» **WHAT TO WORK ON**:
Read the material below and tally how many lines hold the word "label", giving the number and nothing else.
---
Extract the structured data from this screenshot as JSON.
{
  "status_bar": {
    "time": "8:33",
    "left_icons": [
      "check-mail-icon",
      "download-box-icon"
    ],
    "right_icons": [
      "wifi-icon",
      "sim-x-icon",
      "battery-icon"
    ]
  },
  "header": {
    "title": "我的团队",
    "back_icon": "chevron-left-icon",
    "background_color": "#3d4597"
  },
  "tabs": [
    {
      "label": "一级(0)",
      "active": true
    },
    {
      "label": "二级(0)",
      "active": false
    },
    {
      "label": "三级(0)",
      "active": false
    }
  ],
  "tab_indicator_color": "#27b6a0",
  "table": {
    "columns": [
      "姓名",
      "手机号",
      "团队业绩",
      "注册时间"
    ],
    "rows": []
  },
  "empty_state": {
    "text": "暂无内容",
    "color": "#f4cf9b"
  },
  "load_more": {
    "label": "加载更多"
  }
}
---
» **OUTPUT FOR THIS EXERCISE**:
4